:: Provided data
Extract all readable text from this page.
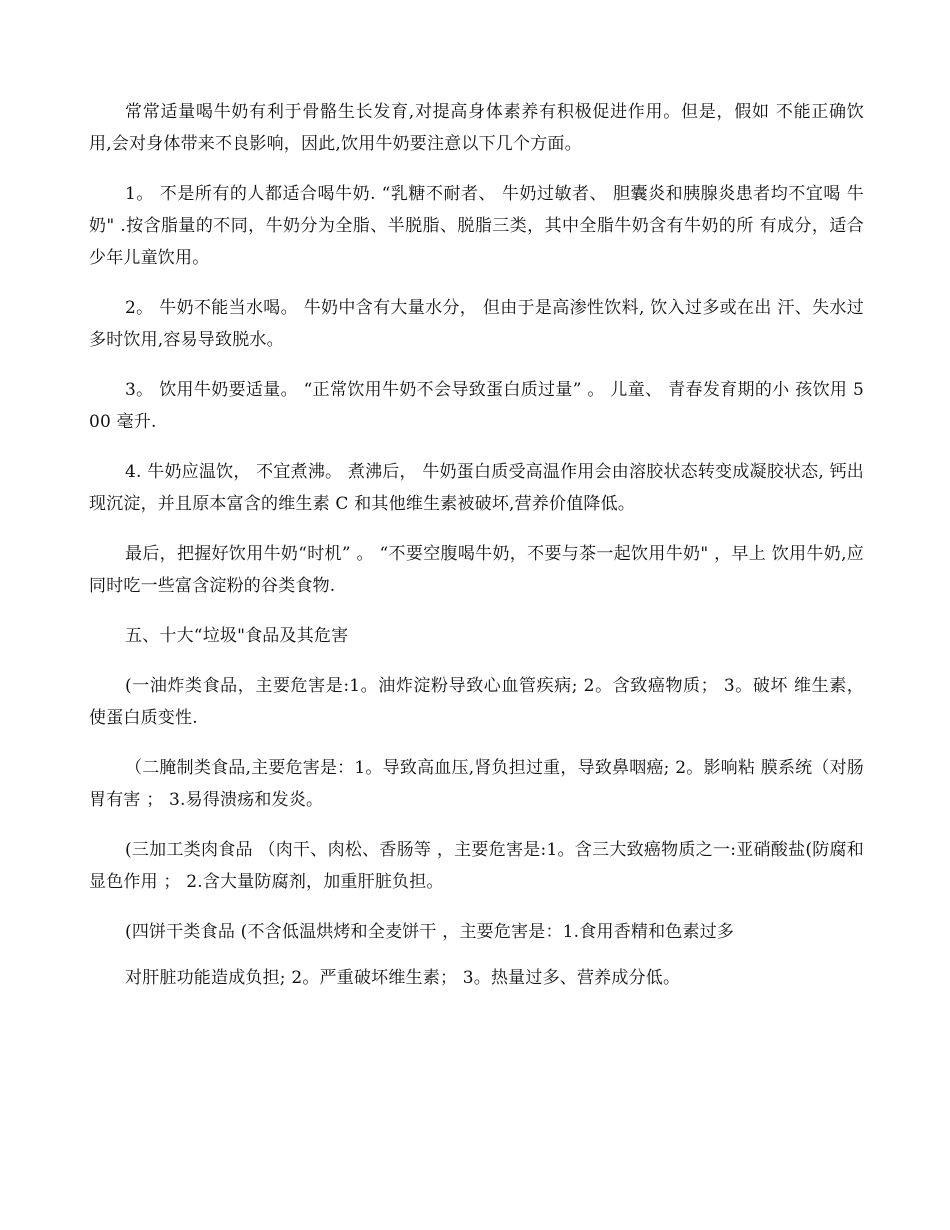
常常适量喝牛奶有利于骨骼生长发育,对提高身体素养有积极促进作用。但是，假如 不能正确饮用,会对身体带来不良影响，因此,饮用牛奶要注意以下几个方面。

1。 不是所有的人都适合喝牛奶. “乳糖不耐者、 牛奶过敏者、 胆囊炎和胰腺炎患者均不宜喝 牛奶" .按含脂量的不同，牛奶分为全脂、半脱脂、脱脂三类，其中全脂牛奶含有牛奶的所 有成分，适合少年儿童饮用。

2。 牛奶不能当水喝。 牛奶中含有大量水分， 但由于是高渗性饮料, 饮入过多或在出 汗、失水过多时饮用,容易导致脱水。

3。 饮用牛奶要适量。 “正常饮用牛奶不会导致蛋白质过量” 。 儿童、 青春发育期的小 孩饮用 500 毫升.

4. 牛奶应温饮， 不宜煮沸。 煮沸后， 牛奶蛋白质受高温作用会由溶胶状态转变成凝胶状态, 钙出现沉淀，并且原本富含的维生素 C 和其他维生素被破坏,营养价值降低。

最后，把握好饮用牛奶“时机” 。 “不要空腹喝牛奶，不要与茶一起饮用牛奶" ，早上 饮用牛奶,应同时吃一些富含淀粉的谷类食物.

五、十大“垃圾"食品及其危害

(一油炸类食品，主要危害是:1。油炸淀粉导致心血管疾病; 2。含致癌物质； 3。破坏 维生素，使蛋白质变性.

（二腌制类食品,主要危害是：1。导致高血压,肾负担过重，导致鼻咽癌; 2。影响粘 膜系统（对肠胃有害 ； 3.易得溃疡和发炎。

(三加工类肉食品 （肉干、肉松、香肠等 ，主要危害是:1。含三大致癌物质之一:亚硝酸盐(防腐和显色作用 ； 2.含大量防腐剂，加重肝脏负担。

(四饼干类食品 (不含低温烘烤和全麦饼干 ，主要危害是：1.食用香精和色素过多

对肝脏功能造成负担; 2。严重破坏维生素； 3。热量过多、营养成分低。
::::
_The exercise_. Leave out the pictures and give the listing above again exactly.

_Task response_.
Extract all readable text from this page.
常常适量喝牛奶有利于骨骼生长发育,对提高身体素养有积极促进作用。但是，假如 不能正确饮用,会对身体带来不良影响，因此,饮用牛奶要注意以下几个方面。

1。 不是所有的人都适合喝牛奶. “乳糖不耐者、 牛奶过敏者、 胆囊炎和胰腺炎患者均不宜喝 牛奶" .按含脂量的不同，牛奶分为全脂、半脱脂、脱脂三类，其中全脂牛奶含有牛奶的所 有成分，适合少年儿童饮用。

2。 牛奶不能当水喝。 牛奶中含有大量水分， 但由于是高渗性饮料, 饮入过多或在出 汗、失水过多时饮用,容易导致脱水。

3。 饮用牛奶要适量。 “正常饮用牛奶不会导致蛋白质过量” 。 儿童、 青春发育期的小 孩饮用 500 毫升.

4. 牛奶应温饮， 不宜煮沸。 煮沸后， 牛奶蛋白质受高温作用会由溶胶状态转变成凝胶状态, 钙出现沉淀，并且原本富含的维生素 C 和其他维生素被破坏,营养价值降低。

最后，把握好饮用牛奶“时机” 。 “不要空腹喝牛奶，不要与茶一起饮用牛奶" ，早上 饮用牛奶,应同时吃一些富含淀粉的谷类食物.

五、十大“垃圾"食品及其危害

(一油炸类食品，主要危害是:1。油炸淀粉导致心血管疾病; 2。含致癌物质； 3。破坏 维生素，使蛋白质变性.

（二腌制类食品,主要危害是：1。导致高血压,肾负担过重，导致鼻咽癌; 2。影响粘 膜系统（对肠胃有害 ； 3.易得溃疡和发炎。

(三加工类肉食品 （肉干、肉松、香肠等 ，主要危害是:1。含三大致癌物质之一:亚硝酸盐(防腐和显色作用 ； 2.含大量防腐剂，加重肝脏负担。

(四饼干类食品 (不含低温烘烤和全麦饼干 ，主要危害是：1.食用香精和色素过多

对肝脏功能造成负担; 2。严重破坏维生素； 3。热量过多、营养成分低。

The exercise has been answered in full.